## Start Source records

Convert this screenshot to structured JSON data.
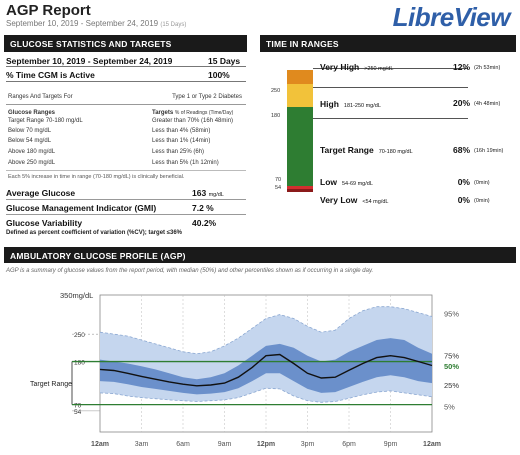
{
  "report": {
    "title": "AGP Report",
    "date_range": "September 10, 2019 - September 24, 2019",
    "days": "(15 Days)",
    "brand": "LibreView"
  },
  "stats": {
    "header": "GLUCOSE STATISTICS AND TARGETS",
    "range_label": "September 10, 2019 - September 24, 2019",
    "range_value": "15 Days",
    "active_label": "% Time CGM is Active",
    "active_value": "100%"
  },
  "targets": {
    "heading_left": "Ranges And Targets For",
    "heading_right": "Type 1 or Type 2 Diabetes",
    "col1": "Glucose Ranges",
    "col2": "Targets",
    "col2_sub": "% of Readings (Time/Day)",
    "rows": [
      {
        "range": "Target Range 70-180 mg/dL",
        "target": "Greater than 70% (16h 48min)"
      },
      {
        "range": "Below 70 mg/dL",
        "target": "Less than 4% (58min)"
      },
      {
        "range": "Below 54 mg/dL",
        "target": "Less than 1% (14min)"
      },
      {
        "range": "Above 180 mg/dL",
        "target": "Less than 25% (6h)"
      },
      {
        "range": "Above 250 mg/dL",
        "target": "Less than 5% (1h 12min)"
      }
    ],
    "footnote": "Each 5% increase in time in range (70-180 mg/dL) is clinically beneficial."
  },
  "measures": {
    "avg_label": "Average Glucose",
    "avg_value": "163",
    "avg_unit": "mg/dL",
    "gmi_label": "Glucose Management Indicator (GMI)",
    "gmi_value": "7.2 %",
    "var_label": "Glucose Variability",
    "var_value": "40.2%",
    "var_def": "Defined as percent coefficient of variation (%CV); target ≤36%"
  },
  "tir": {
    "header": "TIME IN RANGES",
    "ticks": [
      "250",
      "180",
      "70",
      "54"
    ],
    "very_high": {
      "label": "Very High",
      "range": ">250 mg/dL",
      "pct": "12%",
      "dur": "(2h 53min)",
      "value": 12
    },
    "high": {
      "label": "High",
      "range": "181-250 mg/dL",
      "pct": "20%",
      "dur": "(4h 48min)",
      "value": 20
    },
    "target": {
      "label": "Target Range",
      "range": "70-180 mg/dL",
      "pct": "68%",
      "dur": "(16h 19min)",
      "value": 68
    },
    "low": {
      "label": "Low",
      "range": "54-69 mg/dL",
      "pct": "0%",
      "dur": "(0min)",
      "value": 0
    },
    "very_low": {
      "label": "Very Low",
      "range": "<54 mg/dL",
      "pct": "0%",
      "dur": "(0min)",
      "value": 0
    },
    "colors": {
      "very_high": "#e08a1e",
      "high": "#f2c23a",
      "target": "#2e7d32",
      "low": "#d32f2f",
      "very_low": "#8b1a1a"
    }
  },
  "agp": {
    "header": "AMBULATORY GLUCOSE PROFILE (AGP)",
    "description": "AGP is a summary of glucose values from the report period, with median (50%) and other percentiles shown as if occurring in a single day.",
    "target_range_label": "Target Range"
  },
  "chart_data": {
    "type": "area",
    "ylabel": "mg/dL",
    "y_ticks": [
      54,
      70,
      180,
      250,
      350
    ],
    "ylim": [
      0,
      350
    ],
    "x_ticks": [
      "12am",
      "3am",
      "6am",
      "9am",
      "12pm",
      "3pm",
      "6pm",
      "9pm",
      "12am"
    ],
    "target_range": [
      70,
      180
    ],
    "x": [
      0,
      1,
      2,
      3,
      4,
      5,
      6,
      7,
      8,
      9,
      10,
      11,
      12,
      13,
      14,
      15,
      16,
      17,
      18,
      19,
      20,
      21,
      22,
      23,
      24
    ],
    "series": [
      {
        "name": "95%",
        "values": [
          255,
          250,
          245,
          235,
          225,
          215,
          205,
          200,
          205,
          220,
          240,
          265,
          290,
          300,
          290,
          270,
          255,
          260,
          290,
          310,
          320,
          320,
          315,
          305,
          295
        ]
      },
      {
        "name": "75%",
        "values": [
          185,
          180,
          175,
          168,
          160,
          150,
          140,
          135,
          140,
          150,
          170,
          195,
          220,
          225,
          215,
          195,
          180,
          185,
          205,
          220,
          235,
          240,
          235,
          215,
          200
        ]
      },
      {
        "name": "50%",
        "values": [
          160,
          157,
          150,
          142,
          135,
          128,
          122,
          118,
          120,
          125,
          140,
          165,
          195,
          198,
          175,
          150,
          138,
          140,
          158,
          175,
          190,
          195,
          190,
          180,
          170
        ]
      },
      {
        "name": "25%",
        "values": [
          130,
          128,
          122,
          115,
          110,
          105,
          100,
          96,
          98,
          102,
          112,
          130,
          150,
          150,
          130,
          110,
          100,
          102,
          115,
          128,
          140,
          145,
          140,
          130,
          125
        ]
      },
      {
        "name": "5%",
        "values": [
          100,
          98,
          92,
          88,
          85,
          82,
          80,
          78,
          80,
          82,
          88,
          100,
          112,
          110,
          92,
          80,
          76,
          78,
          86,
          95,
          102,
          105,
          100,
          95,
          90
        ]
      }
    ]
  }
}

## End Source records

**Stated exercise**.
Pick out all the lines with the word "header" in them and copy them.

**Expected answer**.
    "header": "GLUCOSE STATISTICS AND TARGETS",
    "header": "TIME IN RANGES",
    "header": "AMBULATORY GLUCOSE PROFILE (AGP)",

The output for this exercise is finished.